Provided data:
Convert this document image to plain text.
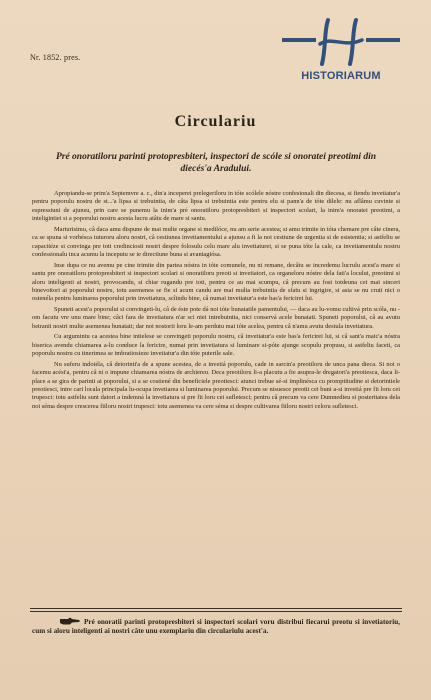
Nr. 1852. pres.
HISTORIARUM
Circulariu
Pré onoratiloru parinti protopresbiteri, inspectori de scóle si onoratei preotimi din diecés'a Aradului.

Apropiandu-se prim'a Septemvre a. c., din'a inceperei prelegeriloru in tóte scólele nóstre confesionali din diecesa, si fiendu invetiatur'a pentru poporulu nostru de st...'a lipsa si trebuintia, de câta lipsa si trebuintia este pentru elu si pann'a de tóte dilele: nu aflâmu cuvinte si espressiuni de ajunsu, prin care se punemu la inim'a pré onoratiloru protopresbiteri si inspectori scolari, la inim'a onoratei preotimi, a inteligintiei si a poporului nostru acesta lucru atâtu de mare si santu.

Marturisimu, câ daca amu dispune de mai multe organe si medilóce, nu am serie acestea; si amu trimite in tóta chemare pre câte cinera, ca se spuna si vorbésca tuturoru aloru nostri, câ cestiunea invetiamentului a ajunsu a fi la noi cestiune de urgentia si de esistentia; si astfeliu se capacitéze si convinga pre toti credinciosii nostri despre folosulu celu mare alu invetiaturei, si se puna tóte la cale, ca invetiamentulu nostru confessionalu inca acumu la inceputu se ie directiune buna si avantagiósa.

Inse dupa ce nu avemu pe cine trimite din partea nóstra in tóte comunele, nu ni remane, decâtu se incredemu lucrulu acest'a mare si santu pre onoratiloru protopresbiteri si inspectori scolari si onoratiloru preoti si invetiatori, ca organeloru nóstre dela fati'a locului, preotimi si aloru inteligenti ai nostri, provocandu, si chiar rugandu pre toti, pentru ce au mai scumpu, câ precum au fost totdeuna cei mai sinceri binevoitori ai poporului nostru, totu asemenea se fie si acum candu are mai multa trebuintia de sfatu si ingrigire, si asia se nu cruti nici o ostenéla pentru luminarea poporului prin invetiatura, scîindu bine, câ numai invetiatur'a este bas'a fericirei lui.

Spuneti acest'a poporului si convingeti-lu, câ de éste pote dá noi tóte bunatatile pamentului, — daca au lu-vomu cultivá prin scóla, nu -om facutu vre unu mare bine; câci fara de invetiatura n'ar sci niei intrebuintia, nici conservá acele bunatati. Spuneti poporului, câ au avutu betranii nostri multe asemenea bunatati; dar noi nostorii loru le-am perdutu mai tóte acelea, pentru câ n'amu avutu destula invetiatura.

Cu argumintu ca acestea bine intielese se convingeti poporulu nostru, câ invetiatur'a este bas'a fericirei lui, si câ sant'a maic'a nóstra biserica avendu chiamarea a-lu conduce la fericire, numai prin invetiatura si luminare si-póte ajunge scopulu propusu, si astfeliu faceti, ca poporulu nostru cu tinerimea se imbratiosieze invetiatur'a din tóte puterile sale.

Nu suferu indoiéla, câ detorinti'a de a spune acestea, de a invetiá poporulu, cade in sarcin'a preotiloru de unca pana dieca. Si noi o facemu acést'a, pentru câ ni o impune chiamarea nóstra de archiereu. Deca preotiloru li-a placutu a fie asupra-le dregatori'a preotiesca, daca li-place a se gira de parinti ai poporului, si a se costiené din beneficiele preotiesci: atunci trebue sé-si implinésca cu promptitudine si detorintiele preotiesci, intre cari locala principala lu-ocupa invetiarea si luminarea poporului. Precum se nisuesce preotii cei buni a-si invetiá pre fii loru cei trupesci: totu astfeliu sunt datori a indemná la invetiatura si pre fii loru cei sufletesci; pentru câ precum va cere Dumnedieu si posteritatea dela noi séma despre crescerea fiiloru nostri trupesci: totu asemenea va cere séma si despre cultivarea fiiloru nostri celoru sufletesci.

Pré onoratii parinti protopresbiteri si inspectori scolari voru distribui fiecarui preotu si invetiatoriu, cum si aloru inteligenti ai nostri câte unu exemplariu din circulariulu acest'a.
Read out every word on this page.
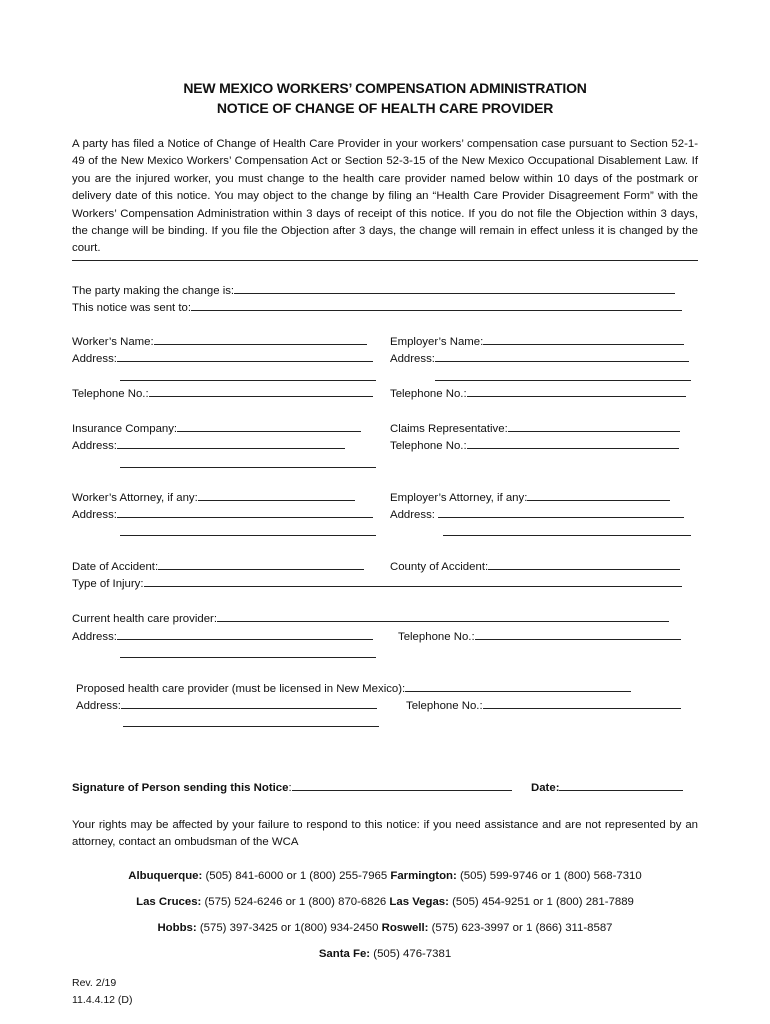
NEW MEXICO WORKERS’ COMPENSATION ADMINISTRATION
NOTICE OF CHANGE OF HEALTH CARE PROVIDER
A party has filed a Notice of Change of Health Care Provider in your workers’ compensation case pursuant to Section 52-1-49 of the New Mexico Workers’ Compensation Act or Section 52-3-15 of the New Mexico Occupational Disablement Law. If you are the injured worker, you must change to the health care provider named below within 10 days of the postmark or delivery date of this notice. You may object to the change by filing an “Health Care Provider Disagreement Form” with the Workers’ Compensation Administration within 3 days of receipt of this notice. If you do not file the Objection within 3 days, the change will be binding. If you file the Objection after 3 days, the change will remain in effect unless it is changed by the court.
The party making the change is:
This notice was sent to:
Worker’s Name:	Employer’s Name:
Address:	Address:
Telephone No.:	Telephone No.:
Insurance Company:	Claims Representative:
Address:	Telephone No.:
Worker’s Attorney, if any:	Employer’s Attorney, if any:
Address:	Address:
Date of Accident:	County of Accident:
Type of Injury:
Current health care provider:
Address:	Telephone No.:
Proposed health care provider (must be licensed in New Mexico):
Address:	Telephone No.:
Signature of Person sending this Notice:	Date:
Your rights may be affected by your failure to respond to this notice: if you need assistance and are not represented by an attorney, contact an ombudsman of the WCA
Albuquerque: (505) 841-6000 or 1 (800) 255-7965 Farmington: (505) 599-9746 or 1 (800) 568-7310
Las Cruces: (575) 524-6246 or 1 (800) 870-6826 Las Vegas: (505) 454-9251 or 1 (800) 281-7889
Hobbs: (575) 397-3425 or 1(800) 934-2450 Roswell: (575) 623-3997 or 1 (866) 311-8587
Santa Fe: (505) 476-7381
Rev. 2/19
11.4.4.12 (D)
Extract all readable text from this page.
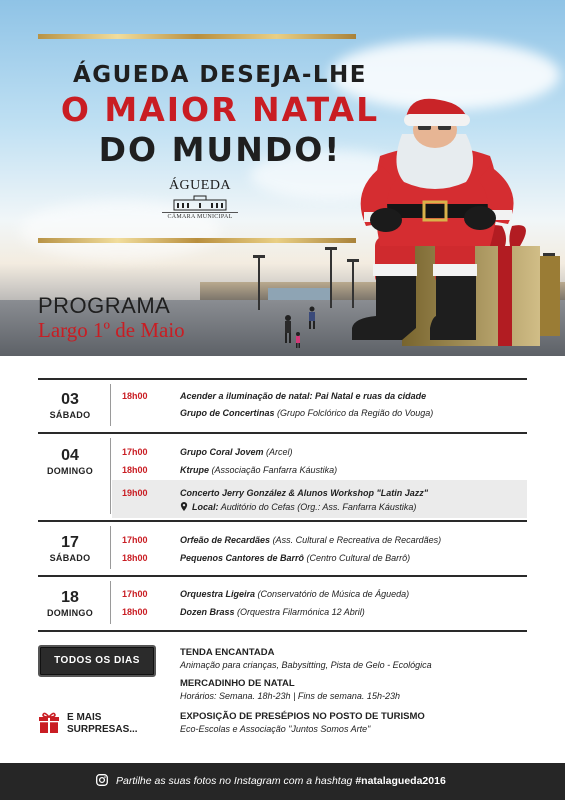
ÁGUEDA DESEJA-LHE
O MAIOR NATAL
DO MUNDO!
ÁGUEDA
CÂMARA MUNICIPAL
PROGRAMA
Largo 1º de Maio
03
SÁBADO
18h00	Acender a iluminação de natal: Pai Natal e ruas da cidade
Grupo de Concertinas (Grupo Folclórico da Região do Vouga)
04
DOMINGO
17h00	Grupo Coral Jovem (Arcel)
18h00	Ktrupe (Associação Fanfarra Káustika)
19h00	Concerto Jerry González & Alunos Workshop "Latin Jazz"
Local: Auditório do Cefas (Org.: Ass. Fanfarra Káustika)
17
SÁBADO
17h00	Orfeão de Recardães (Ass. Cultural e Recreativa de Recardães)
18h00	Pequenos Cantores de Barrô (Centro Cultural de Barrô)
18
DOMINGO
17h00	Orquestra Ligeira (Conservatório de Música de Águeda)
18h00	Dozen Brass (Orquestra Filarmónica 12 Abril)
TODOS OS DIAS
E MAIS
SURPRESAS...
TENDA ENCANTADA
Animação para crianças, Babysitting, Pista de Gelo - Ecológica
MERCADINHO DE NATAL
Horários: Semana. 18h-23h | Fins de semana. 15h-23h
EXPOSIÇÃO DE PRESÉPIOS NO POSTO DE TURISMO
Eco-Escolas e Associação "Juntos Somos Arte"
Partilhe as suas fotos no Instagram com a hashtag #natalagueda2016
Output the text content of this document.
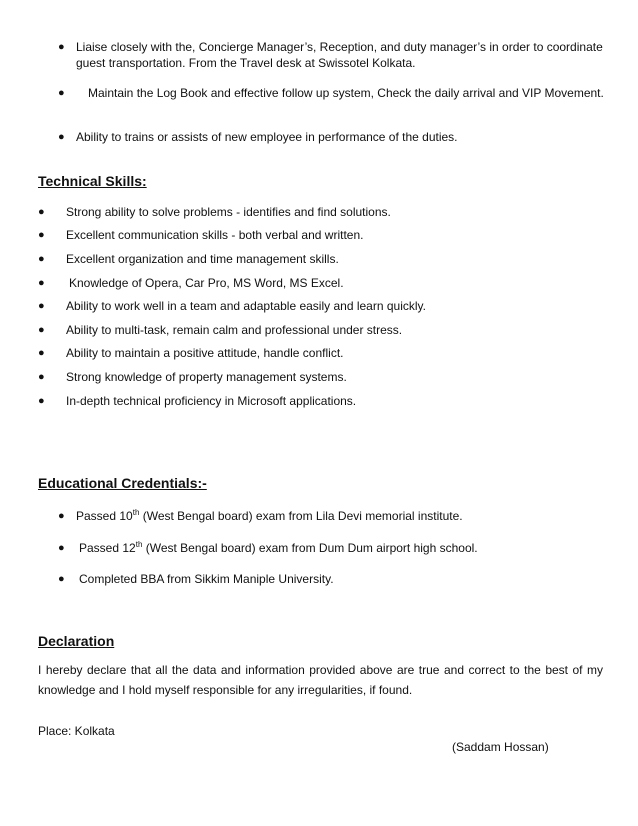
● Liaise closely with the, Concierge Manager’s, Reception, and duty manager’s in order to coordinate
guest transportation. From the Travel desk at Swissotel Kolkata.
● Maintain the Log Book and effective follow up system, Check the daily arrival and VIP Movement.
● Ability to trains or assists of new employee in performance of the duties.
Technical Skills:
● Strong ability to solve problems - identifies and find solutions.
● Excellent communication skills - both verbal and written.
● Excellent organization and time management skills.
● Knowledge of Opera, Car Pro, MS Word, MS Excel.
● Ability to work well in a team and adaptable easily and learn quickly.
● Ability to multi-task, remain calm and professional under stress.
● Ability to maintain a positive attitude, handle conflict.
● Strong knowledge of property management systems.
● In-depth technical proficiency in Microsoft applications.
Educational Credentials:-
● Passed 10th (West Bengal board) exam from Lila Devi memorial institute.
● Passed 12th (West Bengal board) exam from Dum Dum airport high school.
● Completed BBA from Sikkim Maniple University.
Declaration
I hereby declare that all the data and information provided above are true and correct to the best of my knowledge and I hold myself responsible for any irregularities, if found.
Place: Kolkata
(Saddam Hossan)
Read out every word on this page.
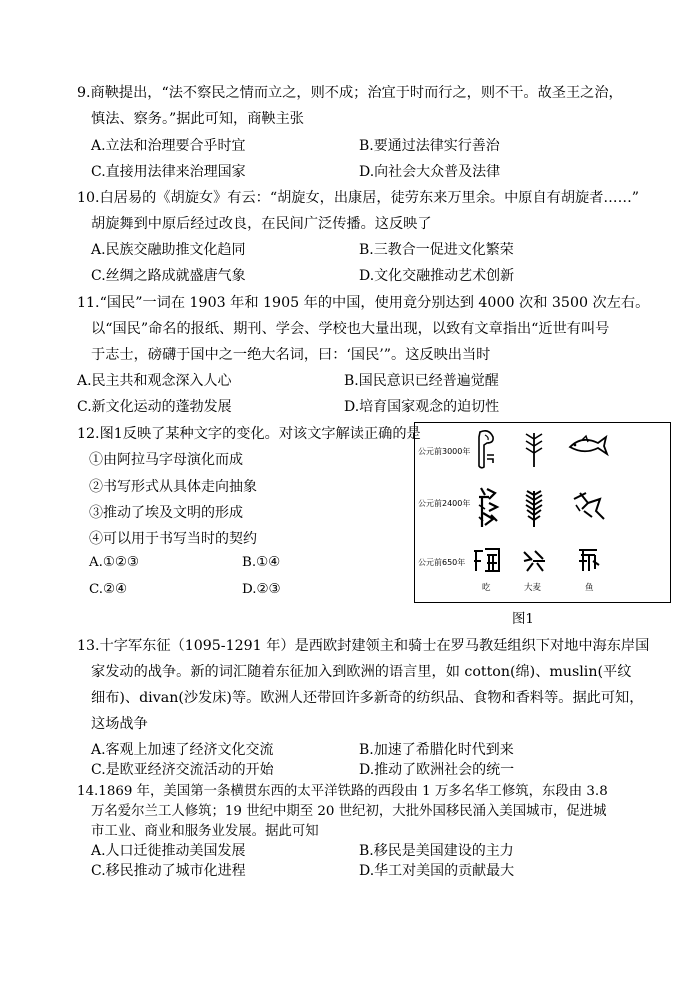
9.商鞅提出，“法不察民之情而立之，则不成；治宜于时而行之，则不干。故圣王之治，
慎法、察务。”据此可知，商鞅主张
A.立法和治理要合乎时宜	B.要通过法律实行善治
C.直接用法律来治理国家	D.向社会大众普及法律
10.白居易的《胡旋女》有云：“胡旋女，出康居，徒劳东来万里余。中原自有胡旋者……”
胡旋舞到中原后经过改良，在民间广泛传播。这反映了
A.民族交融助推文化趋同	B.三教合一促进文化繁荣
C.丝绸之路成就盛唐气象	D.文化交融推动艺术创新
11.“国民”一词在 1903 年和 1905 年的中国，使用竟分别达到 4000 次和 3500 次左右。
以“国民”命名的报纸、期刊、学会、学校也大量出现，以致有文章指出“近世有叫号
于志士，磅礴于国中之一绝大名词，曰：‘国民’”。这反映出当时
A.民主共和观念深入人心	B.国民意识已经普遍觉醒
C.新文化运动的蓬勃发展	D.培育国家观念的迫切性
12.图1反映了某种文字的变化。对该文字解读正确的是
①由阿拉马字母演化而成
②书写形式从具体走向抽象
③推动了埃及文明的形成
④可以用于书写当时的契约
A.①②③	B.①④
C.②④	D.②③
公元前3000年
公元前2400年
公元前650年
吃	大麦	鱼
图1
13.十字军东征（1095-1291 年）是西欧封建领主和骑士在罗马教廷组织下对地中海东岸国
家发动的战争。新的词汇随着东征加入到欧洲的语言里，如 cotton(绵)、muslin(平纹
细布)、divan(沙发床)等。欧洲人还带回许多新奇的纺织品、食物和香料等。据此可知，
这场战争
A.客观上加速了经济文化交流	B.加速了希腊化时代到来
C.是欧亚经济交流活动的开始	D.推动了欧洲社会的统一
14.1869 年，美国第一条横贯东西的太平洋铁路的西段由 1 万多名华工修筑，东段由 3.8
万名爱尔兰工人修筑；19 世纪中期至 20 世纪初，大批外国移民涌入美国城市，促进城
市工业、商业和服务业发展。据此可知
A.人口迁徙推动美国发展	B.移民是美国建设的主力
C.移民推动了城市化进程	D.华工对美国的贡献最大
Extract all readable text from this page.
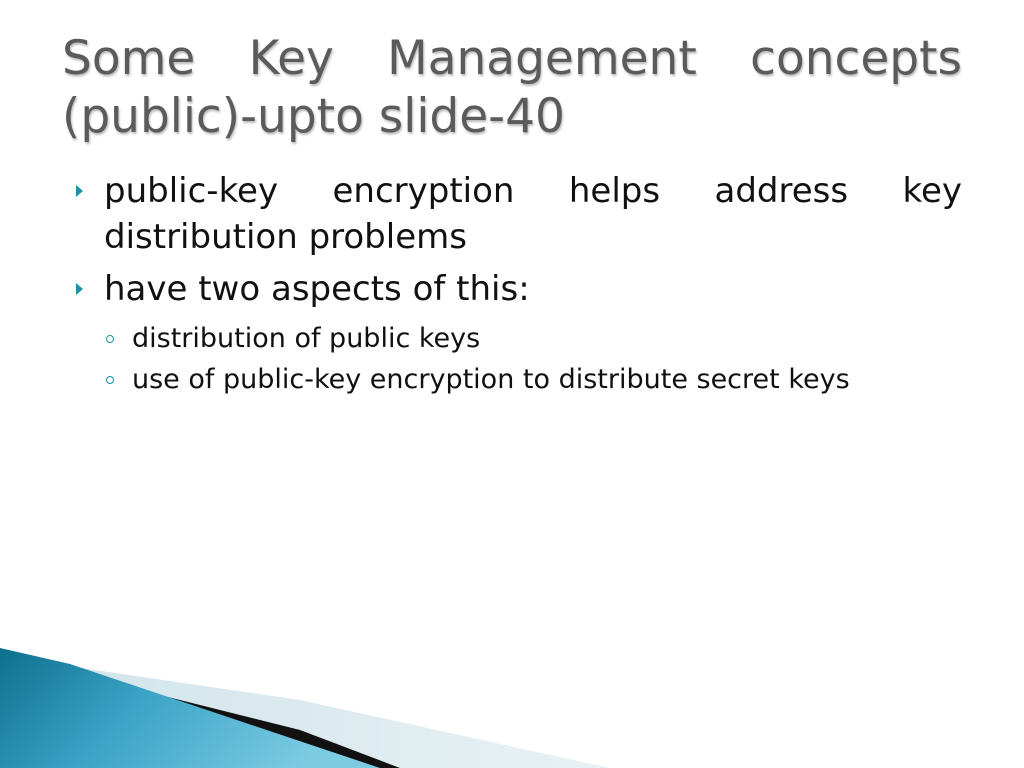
Some Key Management concepts (public)-upto slide-40
public-key encryption helps address key distribution problems
have two aspects of this:
distribution of public keys
use of public-key encryption to distribute secret keys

Brief: Which lines include the word "encryption"? Copy every one of them.

Output:
public-key encryption helps address key distribution problems
use of public-key encryption to distribute secret keys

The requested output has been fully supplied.